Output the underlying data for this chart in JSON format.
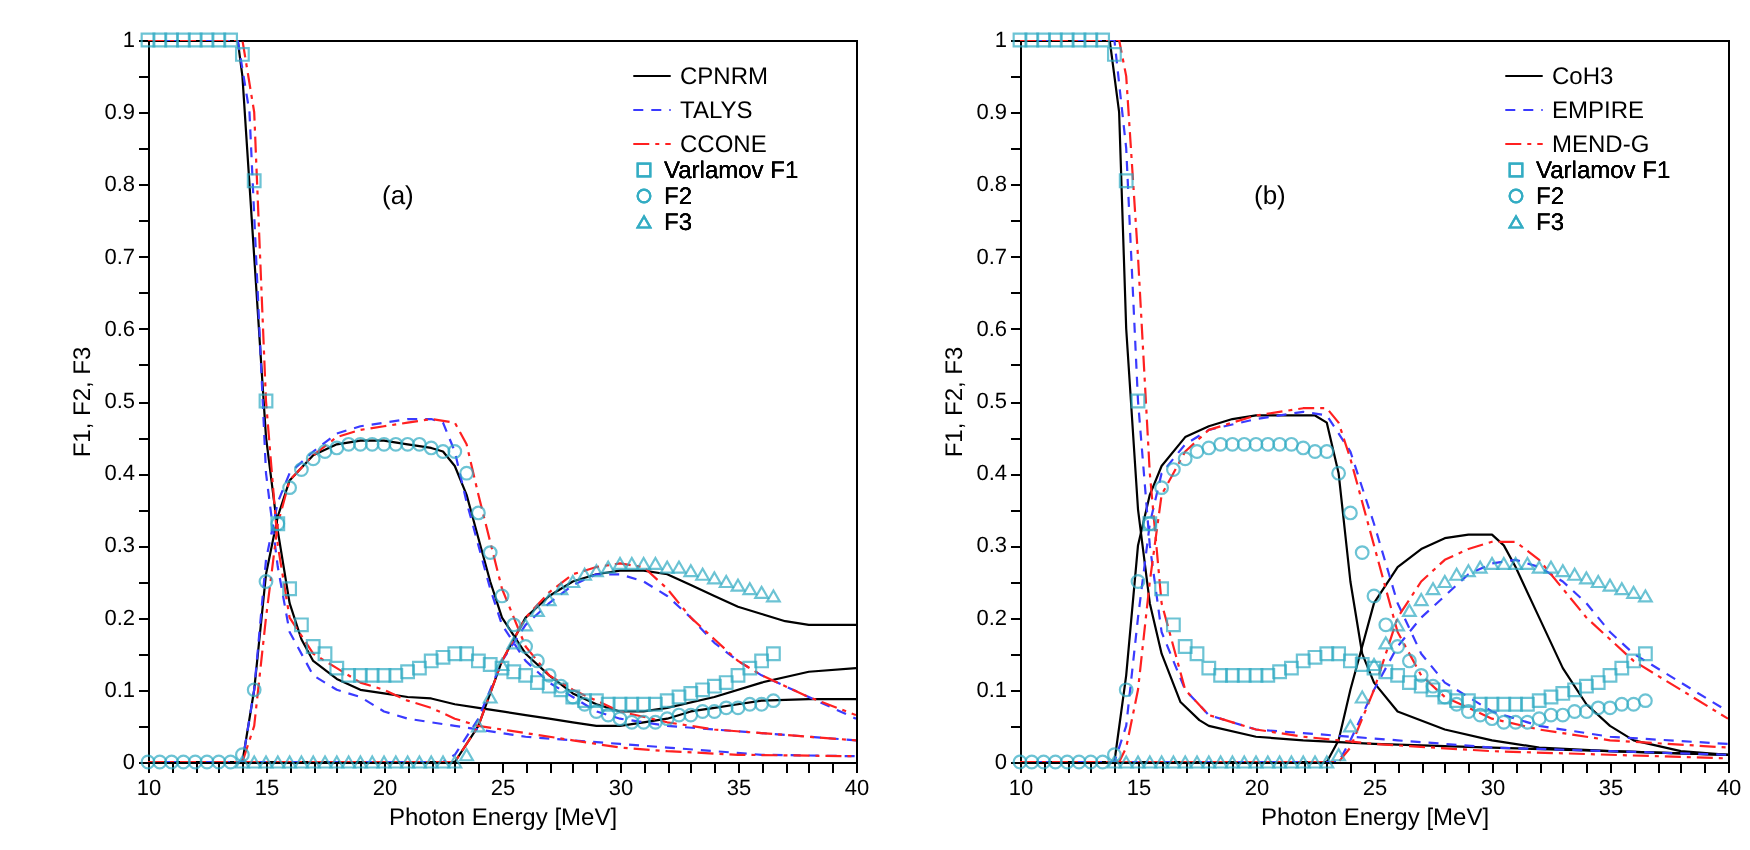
{
  "chart_data": [
    {
      "type": "line",
      "xlabel": "Photon Energy [MeV]",
      "ylabel": "F1, F2, F3",
      "annotations": [
        "(a)"
      ],
      "legend": "top right",
      "grid": false,
      "xlim": [
        10,
        40
      ],
      "ylim": [
        0,
        1
      ],
      "xticks": [
        10,
        {
          "value": 11,
          "label": null
        },
        {
          "value": 12,
          "label": null
        },
        {
          "value": 13,
          "label": null
        },
        {
          "value": 14,
          "label": null
        },
        15,
        {
          "value": 16,
          "label": null
        },
        {
          "value": 17,
          "label": null
        },
        {
          "value": 18,
          "label": null
        },
        {
          "value": 19,
          "label": null
        },
        20,
        {
          "value": 21,
          "label": null
        },
        {
          "value": 22,
          "label": null
        },
        {
          "value": 23,
          "label": null
        },
        {
          "value": 24,
          "label": null
        },
        25,
        {
          "value": 26,
          "label": null
        },
        {
          "value": 27,
          "label": null
        },
        {
          "value": 28,
          "label": null
        },
        {
          "value": 29,
          "label": null
        },
        30,
        {
          "value": 31,
          "label": null
        },
        {
          "value": 32,
          "label": null
        },
        {
          "value": 33,
          "label": null
        },
        {
          "value": 34,
          "label": null
        },
        35,
        {
          "value": 36,
          "label": null
        },
        {
          "value": 37,
          "label": null
        },
        {
          "value": 38,
          "label": null
        },
        {
          "value": 39,
          "label": null
        },
        40
      ],
      "yticks": [
        0,
        {
          "value": 0.05,
          "label": null
        },
        0.1,
        {
          "value": 0.15,
          "label": null
        },
        0.2,
        {
          "value": 0.25,
          "label": null
        },
        0.3,
        {
          "value": 0.35,
          "label": null
        },
        0.4,
        {
          "value": 0.45,
          "label": null
        },
        0.5,
        {
          "value": 0.55,
          "label": null
        },
        0.6,
        {
          "value": 0.65,
          "label": null
        },
        0.7,
        {
          "value": 0.75,
          "label": null
        },
        0.8,
        {
          "value": 0.85,
          "label": null
        },
        0.9,
        {
          "value": 0.95,
          "label": null
        },
        1
      ],
      "series": [
        {
          "name": "CPNRM",
          "color": "#000000",
          "line_style": "solid",
          "x": [
            10,
            13.8,
            14,
            15,
            15.5,
            16,
            16.5,
            17,
            18,
            19,
            20,
            21,
            22,
            23,
            24,
            25,
            26,
            27,
            28,
            29,
            30,
            31,
            32,
            33,
            34,
            35,
            36,
            38,
            40
          ],
          "values": [
            1,
            1,
            0.95,
            0.45,
            0.32,
            0.22,
            0.17,
            0.14,
            0.115,
            0.1,
            0.095,
            0.09,
            0.088,
            0.08,
            0.075,
            0.07,
            0.065,
            0.06,
            0.055,
            0.05,
            0.05,
            0.055,
            0.06,
            0.07,
            0.075,
            0.08,
            0.085,
            0.087,
            0.087
          ]
        },
        {
          "color": "#000000",
          "line_style": "solid",
          "x": [
            10,
            14,
            14.5,
            15,
            15.5,
            16,
            17,
            18,
            19,
            20,
            21,
            22,
            22.5,
            23,
            23.5,
            24,
            24.5,
            25,
            26,
            27,
            28,
            29,
            30,
            31,
            32,
            34,
            36,
            38,
            40
          ],
          "values": [
            0,
            0,
            0.1,
            0.26,
            0.34,
            0.39,
            0.425,
            0.44,
            0.445,
            0.445,
            0.44,
            0.435,
            0.43,
            0.41,
            0.37,
            0.31,
            0.25,
            0.2,
            0.15,
            0.12,
            0.095,
            0.08,
            0.07,
            0.07,
            0.075,
            0.09,
            0.11,
            0.125,
            0.13
          ]
        },
        {
          "color": "#000000",
          "line_style": "solid",
          "x": [
            10,
            23,
            24,
            25,
            26,
            27,
            28,
            29,
            30,
            31,
            32,
            33,
            34,
            35,
            36,
            37,
            38,
            40
          ],
          "values": [
            0,
            0,
            0.05,
            0.14,
            0.2,
            0.23,
            0.25,
            0.26,
            0.265,
            0.265,
            0.26,
            0.245,
            0.23,
            0.215,
            0.205,
            0.195,
            0.19,
            0.19
          ]
        },
        {
          "name": "TALYS",
          "color": "#3a3aff",
          "line_style": "dashed",
          "x": [
            10,
            13.8,
            14.3,
            15,
            15.5,
            16,
            17,
            18,
            19,
            20,
            21,
            22,
            23,
            24,
            26,
            28,
            30,
            32,
            34,
            36,
            40
          ],
          "values": [
            1,
            1,
            0.9,
            0.4,
            0.27,
            0.18,
            0.12,
            0.1,
            0.09,
            0.07,
            0.06,
            0.055,
            0.05,
            0.045,
            0.035,
            0.03,
            0.025,
            0.02,
            0.015,
            0.01,
            0.008
          ]
        },
        {
          "color": "#3a3aff",
          "line_style": "dashed",
          "x": [
            10,
            14,
            14.5,
            15,
            15.5,
            16,
            17,
            18,
            19,
            20,
            21,
            22,
            22.5,
            23,
            23.5,
            24,
            24.5,
            25,
            26,
            27,
            28,
            29,
            30,
            32,
            34,
            36,
            38,
            40
          ],
          "values": [
            0,
            0,
            0.1,
            0.28,
            0.36,
            0.4,
            0.43,
            0.455,
            0.465,
            0.47,
            0.475,
            0.475,
            0.47,
            0.43,
            0.36,
            0.3,
            0.24,
            0.19,
            0.14,
            0.11,
            0.09,
            0.07,
            0.06,
            0.05,
            0.045,
            0.04,
            0.035,
            0.03
          ]
        },
        {
          "color": "#3a3aff",
          "line_style": "dashed",
          "x": [
            10,
            22.5,
            23,
            24,
            25,
            26,
            27,
            28,
            29,
            30,
            31,
            32,
            33,
            34,
            35,
            36,
            38,
            40
          ],
          "values": [
            0,
            0,
            0.01,
            0.06,
            0.14,
            0.19,
            0.22,
            0.245,
            0.26,
            0.26,
            0.25,
            0.23,
            0.2,
            0.165,
            0.14,
            0.12,
            0.09,
            0.06
          ]
        },
        {
          "name": "CCONE",
          "color": "#ff2020",
          "line_style": "dashdot",
          "x": [
            10,
            14,
            14.5,
            15,
            15.5,
            16,
            17,
            18,
            19,
            20,
            21,
            22,
            23,
            24,
            26,
            28,
            30,
            32,
            35,
            40
          ],
          "values": [
            1,
            1,
            0.9,
            0.5,
            0.3,
            0.2,
            0.15,
            0.13,
            0.11,
            0.1,
            0.085,
            0.075,
            0.06,
            0.05,
            0.04,
            0.03,
            0.02,
            0.015,
            0.01,
            0.008
          ]
        },
        {
          "color": "#ff2020",
          "line_style": "dashdot",
          "x": [
            10,
            14,
            14.5,
            15,
            15.5,
            16,
            17,
            18,
            19,
            20,
            21,
            22,
            23,
            23.5,
            24,
            25,
            26,
            27,
            28,
            30,
            32,
            34,
            36,
            40
          ],
          "values": [
            0,
            0,
            0.05,
            0.2,
            0.33,
            0.39,
            0.425,
            0.45,
            0.46,
            0.465,
            0.47,
            0.475,
            0.47,
            0.44,
            0.37,
            0.24,
            0.16,
            0.12,
            0.1,
            0.07,
            0.055,
            0.045,
            0.04,
            0.03
          ]
        },
        {
          "color": "#ff2020",
          "line_style": "dashdot",
          "x": [
            10,
            23,
            24,
            25,
            26,
            27,
            28,
            29,
            30,
            31,
            32,
            33,
            34,
            35,
            36,
            38,
            40
          ],
          "values": [
            0,
            0,
            0.05,
            0.14,
            0.2,
            0.235,
            0.26,
            0.27,
            0.275,
            0.27,
            0.24,
            0.2,
            0.17,
            0.14,
            0.12,
            0.09,
            0.065
          ]
        },
        {
          "name": "Varlamov F1",
          "type": "scatter",
          "marker": "square",
          "color": "#2eaac2",
          "x": [
            10,
            10.5,
            11,
            11.5,
            12,
            12.5,
            13,
            13.5,
            14,
            14.5,
            15,
            15.5,
            16,
            16.5,
            17,
            17.5,
            18,
            18.5,
            19,
            19.5,
            20,
            20.5,
            21,
            21.5,
            22,
            22.5,
            23,
            23.5,
            24,
            24.5,
            25,
            25.5,
            26,
            26.5,
            27,
            27.5,
            28,
            28.5,
            29,
            29.5,
            30,
            30.5,
            31,
            31.5,
            32,
            32.5,
            33,
            33.5,
            34,
            34.5,
            35,
            35.5,
            36,
            36.5
          ],
          "values": [
            1,
            1,
            1,
            1,
            1,
            1,
            1,
            1,
            0.98,
            0.805,
            0.5,
            0.33,
            0.24,
            0.19,
            0.16,
            0.15,
            0.13,
            0.12,
            0.12,
            0.12,
            0.12,
            0.12,
            0.125,
            0.13,
            0.14,
            0.145,
            0.15,
            0.15,
            0.14,
            0.135,
            0.13,
            0.125,
            0.12,
            0.11,
            0.105,
            0.1,
            0.09,
            0.085,
            0.085,
            0.08,
            0.08,
            0.08,
            0.08,
            0.08,
            0.085,
            0.09,
            0.095,
            0.1,
            0.105,
            0.11,
            0.12,
            0.13,
            0.14,
            0.15
          ]
        },
        {
          "name": "F2",
          "type": "scatter",
          "marker": "circle",
          "color": "#2eaac2",
          "x": [
            10,
            10.5,
            11,
            11.5,
            12,
            12.5,
            13,
            13.5,
            14,
            14.5,
            15,
            15.5,
            16,
            16.5,
            17,
            17.5,
            18,
            18.5,
            19,
            19.5,
            20,
            20.5,
            21,
            21.5,
            22,
            22.5,
            23,
            23.5,
            24,
            24.5,
            25,
            25.5,
            26,
            26.5,
            27,
            27.5,
            28,
            28.5,
            29,
            29.5,
            30,
            30.5,
            31,
            31.5,
            32,
            32.5,
            33,
            33.5,
            34,
            34.5,
            35,
            35.5,
            36,
            36.5
          ],
          "values": [
            0,
            0,
            0,
            0,
            0,
            0,
            0,
            0,
            0.01,
            0.1,
            0.25,
            0.33,
            0.38,
            0.405,
            0.42,
            0.43,
            0.435,
            0.44,
            0.44,
            0.44,
            0.44,
            0.44,
            0.44,
            0.44,
            0.435,
            0.43,
            0.43,
            0.4,
            0.345,
            0.29,
            0.23,
            0.19,
            0.16,
            0.14,
            0.12,
            0.105,
            0.09,
            0.08,
            0.07,
            0.065,
            0.06,
            0.055,
            0.055,
            0.055,
            0.06,
            0.065,
            0.065,
            0.07,
            0.07,
            0.075,
            0.075,
            0.08,
            0.08,
            0.085
          ]
        },
        {
          "name": "F3",
          "type": "scatter",
          "marker": "triangle",
          "color": "#2eaac2",
          "x": [
            14,
            14.5,
            15,
            15.5,
            16,
            16.5,
            17,
            17.5,
            18,
            18.5,
            19,
            19.5,
            20,
            20.5,
            21,
            21.5,
            22,
            22.5,
            23,
            23.5,
            24,
            24.5,
            25,
            25.5,
            26,
            26.5,
            27,
            27.5,
            28,
            28.5,
            29,
            29.5,
            30,
            30.5,
            31,
            31.5,
            32,
            32.5,
            33,
            33.5,
            34,
            34.5,
            35,
            35.5,
            36,
            36.5
          ],
          "values": [
            0,
            0,
            0,
            0,
            0,
            0,
            0,
            0,
            0,
            0,
            0,
            0,
            0,
            0,
            0,
            0,
            0,
            0,
            0,
            0.01,
            0.05,
            0.09,
            0.135,
            0.165,
            0.19,
            0.21,
            0.225,
            0.24,
            0.25,
            0.26,
            0.265,
            0.27,
            0.275,
            0.275,
            0.275,
            0.275,
            0.27,
            0.27,
            0.265,
            0.26,
            0.255,
            0.25,
            0.245,
            0.24,
            0.235,
            0.23
          ]
        }
      ]
    },
    {
      "type": "line",
      "xlabel": "Photon Energy [MeV]",
      "ylabel": "F1, F2, F3",
      "annotations": [
        "(b)"
      ],
      "legend": "top right",
      "grid": false,
      "xlim": [
        10,
        40
      ],
      "ylim": [
        0,
        1
      ],
      "xticks": [
        10,
        {
          "value": 11,
          "label": null
        },
        {
          "value": 12,
          "label": null
        },
        {
          "value": 13,
          "label": null
        },
        {
          "value": 14,
          "label": null
        },
        15,
        {
          "value": 16,
          "label": null
        },
        {
          "value": 17,
          "label": null
        },
        {
          "value": 18,
          "label": null
        },
        {
          "value": 19,
          "label": null
        },
        20,
        {
          "value": 21,
          "label": null
        },
        {
          "value": 22,
          "label": null
        },
        {
          "value": 23,
          "label": null
        },
        {
          "value": 24,
          "label": null
        },
        25,
        {
          "value": 26,
          "label": null
        },
        {
          "value": 27,
          "label": null
        },
        {
          "value": 28,
          "label": null
        },
        {
          "value": 29,
          "label": null
        },
        30,
        {
          "value": 31,
          "label": null
        },
        {
          "value": 32,
          "label": null
        },
        {
          "value": 33,
          "label": null
        },
        {
          "value": 34,
          "label": null
        },
        35,
        {
          "value": 36,
          "label": null
        },
        {
          "value": 37,
          "label": null
        },
        {
          "value": 38,
          "label": null
        },
        {
          "value": 39,
          "label": null
        },
        40
      ],
      "yticks": [
        0,
        {
          "value": 0.05,
          "label": null
        },
        0.1,
        {
          "value": 0.15,
          "label": null
        },
        0.2,
        {
          "value": 0.25,
          "label": null
        },
        0.3,
        {
          "value": 0.35,
          "label": null
        },
        0.4,
        {
          "value": 0.45,
          "label": null
        },
        0.5,
        {
          "value": 0.55,
          "label": null
        },
        0.6,
        {
          "value": 0.65,
          "label": null
        },
        0.7,
        {
          "value": 0.75,
          "label": null
        },
        0.8,
        {
          "value": 0.85,
          "label": null
        },
        0.9,
        {
          "value": 0.95,
          "label": null
        },
        1
      ],
      "series": [
        {
          "name": "CoH3",
          "color": "#000000",
          "line_style": "solid",
          "x": [
            10,
            13.8,
            14.2,
            14.5,
            15,
            15.5,
            16,
            16.8,
            17.6,
            18,
            20,
            22,
            25,
            30,
            35,
            40
          ],
          "values": [
            1,
            1,
            0.9,
            0.6,
            0.35,
            0.22,
            0.15,
            0.083,
            0.058,
            0.05,
            0.035,
            0.03,
            0.025,
            0.02,
            0.015,
            0.01
          ]
        },
        {
          "color": "#000000",
          "line_style": "solid",
          "x": [
            10,
            14,
            14.5,
            15,
            15.5,
            16,
            17,
            18,
            19,
            20,
            21,
            22,
            22.5,
            23,
            23.5,
            24,
            24.5,
            25,
            26,
            28,
            30,
            32,
            35,
            40
          ],
          "values": [
            0,
            0,
            0.12,
            0.3,
            0.37,
            0.41,
            0.45,
            0.465,
            0.475,
            0.48,
            0.48,
            0.48,
            0.48,
            0.47,
            0.4,
            0.25,
            0.15,
            0.11,
            0.07,
            0.045,
            0.03,
            0.02,
            0.015,
            0.01
          ]
        },
        {
          "color": "#000000",
          "line_style": "solid",
          "x": [
            10,
            23,
            23.5,
            24,
            25,
            26,
            27,
            28,
            29,
            30,
            30.5,
            31,
            32,
            33,
            34,
            35,
            36,
            38,
            40
          ],
          "values": [
            0,
            0,
            0.03,
            0.1,
            0.22,
            0.27,
            0.295,
            0.31,
            0.315,
            0.315,
            0.3,
            0.27,
            0.2,
            0.13,
            0.08,
            0.05,
            0.03,
            0.015,
            0.01
          ]
        },
        {
          "name": "EMPIRE",
          "color": "#3a3aff",
          "line_style": "dashed",
          "x": [
            10,
            14,
            14.5,
            15,
            15.5,
            16,
            17,
            18,
            20,
            22,
            24,
            26,
            30,
            35,
            40
          ],
          "values": [
            1,
            1,
            0.85,
            0.5,
            0.3,
            0.18,
            0.1,
            0.065,
            0.045,
            0.04,
            0.035,
            0.03,
            0.02,
            0.015,
            0.01
          ]
        },
        {
          "color": "#3a3aff",
          "line_style": "dashed",
          "x": [
            10,
            14,
            14.5,
            15,
            15.5,
            16,
            17,
            18,
            20,
            22,
            23,
            24,
            25,
            26,
            27,
            28,
            30,
            32,
            35,
            40
          ],
          "values": [
            0,
            0,
            0.05,
            0.2,
            0.33,
            0.4,
            0.44,
            0.46,
            0.475,
            0.485,
            0.48,
            0.43,
            0.33,
            0.22,
            0.15,
            0.11,
            0.07,
            0.05,
            0.035,
            0.025
          ]
        },
        {
          "color": "#3a3aff",
          "line_style": "dashed",
          "x": [
            10,
            23.5,
            24,
            25,
            26,
            27,
            28,
            29,
            30,
            31,
            32,
            33,
            34,
            35,
            36,
            38,
            40
          ],
          "values": [
            0,
            0,
            0.03,
            0.1,
            0.16,
            0.2,
            0.23,
            0.26,
            0.275,
            0.28,
            0.27,
            0.25,
            0.22,
            0.18,
            0.15,
            0.11,
            0.07
          ]
        },
        {
          "name": "MEND-G",
          "color": "#ff2020",
          "line_style": "dashdot",
          "x": [
            10,
            14.2,
            14.5,
            15,
            15.5,
            16,
            17,
            18,
            20,
            22,
            25,
            30,
            40
          ],
          "values": [
            1,
            1,
            0.95,
            0.7,
            0.4,
            0.22,
            0.1,
            0.065,
            0.045,
            0.035,
            0.025,
            0.015,
            0.005
          ]
        },
        {
          "color": "#ff2020",
          "line_style": "dashdot",
          "x": [
            10,
            14.2,
            14.5,
            15,
            15.5,
            16,
            17,
            18,
            20,
            22,
            23,
            23.5,
            24,
            25,
            26,
            27,
            28,
            30,
            32,
            35,
            40
          ],
          "values": [
            0,
            0,
            0.02,
            0.1,
            0.25,
            0.37,
            0.43,
            0.46,
            0.48,
            0.49,
            0.49,
            0.47,
            0.42,
            0.3,
            0.18,
            0.12,
            0.09,
            0.06,
            0.045,
            0.03,
            0.02
          ]
        },
        {
          "color": "#ff2020",
          "line_style": "dashdot",
          "x": [
            10,
            23.5,
            24,
            25,
            26,
            27,
            28,
            29,
            30,
            31,
            32,
            33,
            34,
            35,
            36,
            38,
            40
          ],
          "values": [
            0,
            0,
            0.02,
            0.1,
            0.2,
            0.25,
            0.28,
            0.295,
            0.305,
            0.305,
            0.28,
            0.24,
            0.2,
            0.17,
            0.14,
            0.1,
            0.06
          ]
        },
        {
          "name": "Varlamov F1",
          "type": "scatter",
          "marker": "square",
          "color": "#2eaac2",
          "x": [
            10,
            10.5,
            11,
            11.5,
            12,
            12.5,
            13,
            13.5,
            14,
            14.5,
            15,
            15.5,
            16,
            16.5,
            17,
            17.5,
            18,
            18.5,
            19,
            19.5,
            20,
            20.5,
            21,
            21.5,
            22,
            22.5,
            23,
            23.5,
            24,
            24.5,
            25,
            25.5,
            26,
            26.5,
            27,
            27.5,
            28,
            28.5,
            29,
            29.5,
            30,
            30.5,
            31,
            31.5,
            32,
            32.5,
            33,
            33.5,
            34,
            34.5,
            35,
            35.5,
            36,
            36.5
          ],
          "values": [
            1,
            1,
            1,
            1,
            1,
            1,
            1,
            1,
            0.98,
            0.805,
            0.5,
            0.33,
            0.24,
            0.19,
            0.16,
            0.15,
            0.13,
            0.12,
            0.12,
            0.12,
            0.12,
            0.12,
            0.125,
            0.13,
            0.14,
            0.145,
            0.15,
            0.15,
            0.14,
            0.135,
            0.13,
            0.125,
            0.12,
            0.11,
            0.105,
            0.1,
            0.09,
            0.085,
            0.085,
            0.08,
            0.08,
            0.08,
            0.08,
            0.08,
            0.085,
            0.09,
            0.095,
            0.1,
            0.105,
            0.11,
            0.12,
            0.13,
            0.14,
            0.15
          ]
        },
        {
          "name": "F2",
          "type": "scatter",
          "marker": "circle",
          "color": "#2eaac2",
          "x": [
            10,
            10.5,
            11,
            11.5,
            12,
            12.5,
            13,
            13.5,
            14,
            14.5,
            15,
            15.5,
            16,
            16.5,
            17,
            17.5,
            18,
            18.5,
            19,
            19.5,
            20,
            20.5,
            21,
            21.5,
            22,
            22.5,
            23,
            23.5,
            24,
            24.5,
            25,
            25.5,
            26,
            26.5,
            27,
            27.5,
            28,
            28.5,
            29,
            29.5,
            30,
            30.5,
            31,
            31.5,
            32,
            32.5,
            33,
            33.5,
            34,
            34.5,
            35,
            35.5,
            36,
            36.5
          ],
          "values": [
            0,
            0,
            0,
            0,
            0,
            0,
            0,
            0,
            0.01,
            0.1,
            0.25,
            0.33,
            0.38,
            0.405,
            0.42,
            0.43,
            0.435,
            0.44,
            0.44,
            0.44,
            0.44,
            0.44,
            0.44,
            0.44,
            0.435,
            0.43,
            0.43,
            0.4,
            0.345,
            0.29,
            0.23,
            0.19,
            0.16,
            0.14,
            0.12,
            0.105,
            0.09,
            0.08,
            0.07,
            0.065,
            0.06,
            0.055,
            0.055,
            0.055,
            0.06,
            0.065,
            0.065,
            0.07,
            0.07,
            0.075,
            0.075,
            0.08,
            0.08,
            0.085
          ]
        },
        {
          "name": "F3",
          "type": "scatter",
          "marker": "triangle",
          "color": "#2eaac2",
          "x": [
            14,
            14.5,
            15,
            15.5,
            16,
            16.5,
            17,
            17.5,
            18,
            18.5,
            19,
            19.5,
            20,
            20.5,
            21,
            21.5,
            22,
            22.5,
            23,
            23.5,
            24,
            24.5,
            25,
            25.5,
            26,
            26.5,
            27,
            27.5,
            28,
            28.5,
            29,
            29.5,
            30,
            30.5,
            31,
            31.5,
            32,
            32.5,
            33,
            33.5,
            34,
            34.5,
            35,
            35.5,
            36,
            36.5
          ],
          "values": [
            0,
            0,
            0,
            0,
            0,
            0,
            0,
            0,
            0,
            0,
            0,
            0,
            0,
            0,
            0,
            0,
            0,
            0,
            0,
            0.01,
            0.05,
            0.09,
            0.135,
            0.165,
            0.19,
            0.21,
            0.225,
            0.24,
            0.25,
            0.26,
            0.265,
            0.27,
            0.275,
            0.275,
            0.275,
            0.275,
            0.27,
            0.27,
            0.265,
            0.26,
            0.255,
            0.25,
            0.245,
            0.24,
            0.235,
            0.23
          ]
        }
      ]
    }
  ]
}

--------

TO BE DONE → Each line containing the word "name" counts once; report the total alone.

CORRECT RESULT → 12